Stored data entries
>> Begin

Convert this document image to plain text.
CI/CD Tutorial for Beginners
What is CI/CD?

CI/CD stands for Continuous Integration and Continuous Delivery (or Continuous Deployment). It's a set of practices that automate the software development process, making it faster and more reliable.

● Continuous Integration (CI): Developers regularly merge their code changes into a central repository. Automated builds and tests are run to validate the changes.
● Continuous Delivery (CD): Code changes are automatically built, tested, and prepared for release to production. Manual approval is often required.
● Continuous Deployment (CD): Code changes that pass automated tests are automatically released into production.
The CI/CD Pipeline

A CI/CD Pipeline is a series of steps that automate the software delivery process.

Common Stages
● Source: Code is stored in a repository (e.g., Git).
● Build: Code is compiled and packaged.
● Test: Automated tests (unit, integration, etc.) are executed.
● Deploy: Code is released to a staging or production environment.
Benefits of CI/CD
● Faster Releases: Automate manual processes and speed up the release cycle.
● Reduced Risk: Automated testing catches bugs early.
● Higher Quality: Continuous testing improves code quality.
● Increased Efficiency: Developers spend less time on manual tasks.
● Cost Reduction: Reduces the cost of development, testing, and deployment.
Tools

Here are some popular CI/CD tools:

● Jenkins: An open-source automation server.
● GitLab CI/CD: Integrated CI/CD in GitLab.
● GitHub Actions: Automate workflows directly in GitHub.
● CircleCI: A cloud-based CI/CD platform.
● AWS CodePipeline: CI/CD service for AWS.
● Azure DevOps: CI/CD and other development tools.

>> End

# WHAT IS REQUIRED
In the records, locate each line holding the string "changes" and copy it.

# RESULT OF THIS EXERCISE
● Continuous Integration (CI): Developers regularly merge their code changes into a central repository. Automated builds and tests are run to validate the changes.
● Continuous Delivery (CD): Code changes are automatically built, tested, and prepared for release to production. Manual approval is often required.
● Continuous Deployment (CD): Code changes that pass automated tests are automatically released into production.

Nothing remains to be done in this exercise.